Directions >>
Report how many lines contain the word "screenshot"; answer with the number only.

=====

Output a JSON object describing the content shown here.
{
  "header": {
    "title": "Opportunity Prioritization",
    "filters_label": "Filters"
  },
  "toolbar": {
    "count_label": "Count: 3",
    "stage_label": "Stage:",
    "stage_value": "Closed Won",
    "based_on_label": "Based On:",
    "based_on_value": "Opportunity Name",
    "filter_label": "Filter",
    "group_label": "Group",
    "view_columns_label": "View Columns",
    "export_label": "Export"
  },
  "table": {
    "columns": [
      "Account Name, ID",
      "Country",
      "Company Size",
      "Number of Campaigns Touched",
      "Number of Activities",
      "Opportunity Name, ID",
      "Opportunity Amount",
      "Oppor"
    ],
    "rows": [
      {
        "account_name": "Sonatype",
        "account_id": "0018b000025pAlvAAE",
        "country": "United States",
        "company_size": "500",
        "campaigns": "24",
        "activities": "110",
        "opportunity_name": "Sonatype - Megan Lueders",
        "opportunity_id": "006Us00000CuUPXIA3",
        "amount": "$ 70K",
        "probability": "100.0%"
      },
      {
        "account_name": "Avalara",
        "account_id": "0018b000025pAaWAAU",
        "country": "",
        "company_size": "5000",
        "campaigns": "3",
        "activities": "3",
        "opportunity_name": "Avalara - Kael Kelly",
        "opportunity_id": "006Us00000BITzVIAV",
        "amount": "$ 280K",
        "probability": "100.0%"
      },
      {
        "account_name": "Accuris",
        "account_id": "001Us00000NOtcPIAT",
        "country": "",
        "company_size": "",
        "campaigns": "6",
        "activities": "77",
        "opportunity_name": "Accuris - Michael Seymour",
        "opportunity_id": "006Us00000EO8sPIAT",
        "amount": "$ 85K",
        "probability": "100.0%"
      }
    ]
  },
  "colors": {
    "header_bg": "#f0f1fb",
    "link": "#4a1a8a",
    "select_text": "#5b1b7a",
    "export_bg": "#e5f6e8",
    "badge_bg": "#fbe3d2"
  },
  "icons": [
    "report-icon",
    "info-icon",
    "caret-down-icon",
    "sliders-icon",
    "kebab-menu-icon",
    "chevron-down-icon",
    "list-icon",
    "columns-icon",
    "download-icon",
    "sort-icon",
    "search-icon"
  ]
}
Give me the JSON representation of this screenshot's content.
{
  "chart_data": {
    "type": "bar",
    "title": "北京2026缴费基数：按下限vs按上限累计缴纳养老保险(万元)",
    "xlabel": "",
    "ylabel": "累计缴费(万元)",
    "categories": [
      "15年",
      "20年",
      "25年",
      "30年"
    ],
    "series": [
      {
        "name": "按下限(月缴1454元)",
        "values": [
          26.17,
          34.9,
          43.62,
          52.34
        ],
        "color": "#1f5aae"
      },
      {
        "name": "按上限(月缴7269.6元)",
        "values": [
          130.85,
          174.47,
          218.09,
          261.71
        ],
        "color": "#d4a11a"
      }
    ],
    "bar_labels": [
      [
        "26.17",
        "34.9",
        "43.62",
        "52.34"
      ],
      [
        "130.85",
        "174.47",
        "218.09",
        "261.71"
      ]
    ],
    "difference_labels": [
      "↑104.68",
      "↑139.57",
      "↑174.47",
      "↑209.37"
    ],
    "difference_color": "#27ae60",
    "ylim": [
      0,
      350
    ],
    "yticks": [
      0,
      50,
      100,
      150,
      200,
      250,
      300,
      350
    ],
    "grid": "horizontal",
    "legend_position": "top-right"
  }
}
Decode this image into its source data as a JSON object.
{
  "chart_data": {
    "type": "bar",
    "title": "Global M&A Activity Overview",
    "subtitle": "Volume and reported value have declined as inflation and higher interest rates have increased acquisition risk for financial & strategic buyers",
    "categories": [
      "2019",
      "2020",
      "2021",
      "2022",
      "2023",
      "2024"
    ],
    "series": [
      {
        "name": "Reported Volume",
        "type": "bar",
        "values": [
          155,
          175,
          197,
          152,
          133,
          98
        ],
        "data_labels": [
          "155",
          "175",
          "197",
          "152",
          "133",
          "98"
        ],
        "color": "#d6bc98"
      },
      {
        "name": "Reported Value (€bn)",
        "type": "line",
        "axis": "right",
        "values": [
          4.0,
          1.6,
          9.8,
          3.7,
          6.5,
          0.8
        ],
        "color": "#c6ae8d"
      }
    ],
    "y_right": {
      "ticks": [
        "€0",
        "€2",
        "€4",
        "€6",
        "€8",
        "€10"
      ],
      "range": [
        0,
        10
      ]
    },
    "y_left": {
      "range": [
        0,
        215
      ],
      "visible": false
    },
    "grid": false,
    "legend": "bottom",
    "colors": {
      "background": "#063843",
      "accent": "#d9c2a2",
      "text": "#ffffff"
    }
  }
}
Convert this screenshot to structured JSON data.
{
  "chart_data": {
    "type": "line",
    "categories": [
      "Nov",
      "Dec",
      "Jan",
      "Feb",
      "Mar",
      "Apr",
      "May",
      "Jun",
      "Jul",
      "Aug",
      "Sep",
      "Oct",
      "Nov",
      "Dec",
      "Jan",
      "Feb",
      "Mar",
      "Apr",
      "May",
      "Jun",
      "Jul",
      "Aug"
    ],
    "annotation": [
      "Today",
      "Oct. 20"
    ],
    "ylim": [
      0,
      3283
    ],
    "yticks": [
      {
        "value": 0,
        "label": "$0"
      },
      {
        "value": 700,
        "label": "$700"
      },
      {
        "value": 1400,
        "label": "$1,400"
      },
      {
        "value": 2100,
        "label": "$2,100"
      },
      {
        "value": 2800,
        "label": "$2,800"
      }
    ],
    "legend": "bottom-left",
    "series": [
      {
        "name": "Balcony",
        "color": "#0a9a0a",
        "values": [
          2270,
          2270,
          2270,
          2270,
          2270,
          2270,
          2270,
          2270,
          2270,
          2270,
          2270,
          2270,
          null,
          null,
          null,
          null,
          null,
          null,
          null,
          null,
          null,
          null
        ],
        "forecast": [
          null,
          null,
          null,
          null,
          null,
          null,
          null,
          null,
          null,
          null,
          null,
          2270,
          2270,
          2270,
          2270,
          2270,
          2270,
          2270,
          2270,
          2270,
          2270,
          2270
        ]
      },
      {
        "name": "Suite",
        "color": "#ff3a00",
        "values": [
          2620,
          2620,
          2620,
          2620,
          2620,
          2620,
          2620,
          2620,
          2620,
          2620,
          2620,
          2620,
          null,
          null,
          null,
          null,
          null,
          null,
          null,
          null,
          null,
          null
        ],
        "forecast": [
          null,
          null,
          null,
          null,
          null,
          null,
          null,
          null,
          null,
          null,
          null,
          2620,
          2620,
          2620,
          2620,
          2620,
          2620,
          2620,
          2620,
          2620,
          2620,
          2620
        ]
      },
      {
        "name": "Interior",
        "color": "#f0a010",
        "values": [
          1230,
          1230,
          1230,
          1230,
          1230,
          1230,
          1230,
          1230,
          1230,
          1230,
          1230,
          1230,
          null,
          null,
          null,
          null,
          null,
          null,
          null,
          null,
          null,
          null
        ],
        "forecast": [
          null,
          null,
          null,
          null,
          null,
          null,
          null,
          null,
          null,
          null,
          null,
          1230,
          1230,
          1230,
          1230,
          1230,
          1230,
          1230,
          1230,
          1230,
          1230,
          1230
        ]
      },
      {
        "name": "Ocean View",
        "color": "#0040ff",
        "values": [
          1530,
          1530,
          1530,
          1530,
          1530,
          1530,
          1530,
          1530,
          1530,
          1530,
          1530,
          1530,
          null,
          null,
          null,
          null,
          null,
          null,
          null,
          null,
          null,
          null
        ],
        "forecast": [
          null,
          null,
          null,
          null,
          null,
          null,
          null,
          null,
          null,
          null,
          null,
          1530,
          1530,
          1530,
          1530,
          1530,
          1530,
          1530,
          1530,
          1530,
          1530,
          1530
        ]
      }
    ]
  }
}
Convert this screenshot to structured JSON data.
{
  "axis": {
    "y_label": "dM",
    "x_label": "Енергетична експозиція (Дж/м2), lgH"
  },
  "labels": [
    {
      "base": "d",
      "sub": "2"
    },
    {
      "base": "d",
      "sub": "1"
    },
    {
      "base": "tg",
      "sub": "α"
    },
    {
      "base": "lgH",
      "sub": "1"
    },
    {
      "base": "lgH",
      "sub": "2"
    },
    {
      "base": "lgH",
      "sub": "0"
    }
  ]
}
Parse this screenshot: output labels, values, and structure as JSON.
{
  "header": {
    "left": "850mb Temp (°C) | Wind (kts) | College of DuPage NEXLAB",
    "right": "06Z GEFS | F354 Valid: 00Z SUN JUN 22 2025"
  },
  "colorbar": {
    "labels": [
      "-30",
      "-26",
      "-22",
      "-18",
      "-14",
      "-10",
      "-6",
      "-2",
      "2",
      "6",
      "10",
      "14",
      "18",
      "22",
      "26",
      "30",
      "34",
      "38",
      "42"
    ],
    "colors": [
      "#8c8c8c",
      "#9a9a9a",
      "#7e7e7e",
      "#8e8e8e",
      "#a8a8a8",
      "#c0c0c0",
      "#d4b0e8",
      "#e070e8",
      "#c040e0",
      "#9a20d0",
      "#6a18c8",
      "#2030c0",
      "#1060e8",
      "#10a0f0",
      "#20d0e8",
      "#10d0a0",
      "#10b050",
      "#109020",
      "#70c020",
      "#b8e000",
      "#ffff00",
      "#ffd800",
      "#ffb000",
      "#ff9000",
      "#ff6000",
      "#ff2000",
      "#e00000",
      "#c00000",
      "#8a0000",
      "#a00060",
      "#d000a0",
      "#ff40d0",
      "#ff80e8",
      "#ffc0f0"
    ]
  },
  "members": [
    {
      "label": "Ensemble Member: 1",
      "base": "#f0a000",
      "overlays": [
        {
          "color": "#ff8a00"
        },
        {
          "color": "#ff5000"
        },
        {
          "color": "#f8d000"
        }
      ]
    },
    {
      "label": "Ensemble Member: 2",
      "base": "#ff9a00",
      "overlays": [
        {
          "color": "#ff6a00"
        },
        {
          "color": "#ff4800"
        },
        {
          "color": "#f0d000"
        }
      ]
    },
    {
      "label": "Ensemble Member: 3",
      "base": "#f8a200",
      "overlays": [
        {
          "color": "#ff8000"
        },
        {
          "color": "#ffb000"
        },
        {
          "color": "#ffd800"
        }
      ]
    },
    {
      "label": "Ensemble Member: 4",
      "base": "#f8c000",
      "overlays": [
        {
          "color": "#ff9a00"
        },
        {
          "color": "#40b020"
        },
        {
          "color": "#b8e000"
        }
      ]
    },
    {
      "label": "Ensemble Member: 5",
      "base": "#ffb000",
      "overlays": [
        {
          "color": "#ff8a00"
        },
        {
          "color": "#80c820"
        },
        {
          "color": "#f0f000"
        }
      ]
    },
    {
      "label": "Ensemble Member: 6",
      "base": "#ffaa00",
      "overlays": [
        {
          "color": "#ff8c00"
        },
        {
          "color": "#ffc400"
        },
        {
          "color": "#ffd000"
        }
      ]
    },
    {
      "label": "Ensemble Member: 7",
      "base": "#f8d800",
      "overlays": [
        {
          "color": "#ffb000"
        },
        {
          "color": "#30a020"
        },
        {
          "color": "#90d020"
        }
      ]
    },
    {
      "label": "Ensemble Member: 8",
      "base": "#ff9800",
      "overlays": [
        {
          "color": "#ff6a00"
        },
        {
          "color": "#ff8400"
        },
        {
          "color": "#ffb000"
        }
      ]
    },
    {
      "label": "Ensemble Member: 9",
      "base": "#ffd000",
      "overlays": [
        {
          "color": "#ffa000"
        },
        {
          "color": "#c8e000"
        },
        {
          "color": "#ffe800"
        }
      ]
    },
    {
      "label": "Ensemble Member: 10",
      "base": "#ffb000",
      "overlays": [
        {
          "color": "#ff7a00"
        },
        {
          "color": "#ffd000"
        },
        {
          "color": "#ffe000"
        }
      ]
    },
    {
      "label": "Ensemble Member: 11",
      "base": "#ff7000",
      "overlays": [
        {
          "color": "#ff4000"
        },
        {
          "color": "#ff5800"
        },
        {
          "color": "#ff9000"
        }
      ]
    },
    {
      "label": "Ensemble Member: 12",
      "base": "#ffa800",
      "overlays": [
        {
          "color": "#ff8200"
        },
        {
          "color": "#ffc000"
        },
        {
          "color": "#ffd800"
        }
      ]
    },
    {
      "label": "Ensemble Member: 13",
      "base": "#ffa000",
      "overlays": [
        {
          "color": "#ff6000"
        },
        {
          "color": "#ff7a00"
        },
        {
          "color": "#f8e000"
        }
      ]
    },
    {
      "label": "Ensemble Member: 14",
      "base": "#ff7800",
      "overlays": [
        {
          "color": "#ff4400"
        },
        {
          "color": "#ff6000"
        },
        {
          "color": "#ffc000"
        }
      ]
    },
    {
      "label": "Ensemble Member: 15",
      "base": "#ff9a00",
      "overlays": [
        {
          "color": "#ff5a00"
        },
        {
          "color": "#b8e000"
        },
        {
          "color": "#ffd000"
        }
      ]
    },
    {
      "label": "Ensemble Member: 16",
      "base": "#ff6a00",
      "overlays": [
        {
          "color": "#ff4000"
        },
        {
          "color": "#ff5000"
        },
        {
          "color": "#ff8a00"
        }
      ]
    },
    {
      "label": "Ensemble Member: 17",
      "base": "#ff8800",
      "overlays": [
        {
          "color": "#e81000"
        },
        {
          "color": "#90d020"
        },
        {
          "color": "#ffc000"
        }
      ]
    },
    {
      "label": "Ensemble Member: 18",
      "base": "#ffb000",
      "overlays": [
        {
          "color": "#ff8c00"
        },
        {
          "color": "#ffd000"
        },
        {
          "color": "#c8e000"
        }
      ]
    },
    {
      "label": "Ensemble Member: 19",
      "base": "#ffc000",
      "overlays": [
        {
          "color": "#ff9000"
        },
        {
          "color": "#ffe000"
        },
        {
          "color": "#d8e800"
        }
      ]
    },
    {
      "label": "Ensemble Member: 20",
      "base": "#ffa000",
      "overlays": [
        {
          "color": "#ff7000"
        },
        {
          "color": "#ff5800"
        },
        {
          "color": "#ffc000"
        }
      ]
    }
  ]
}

=====

Response to the exercise >>
4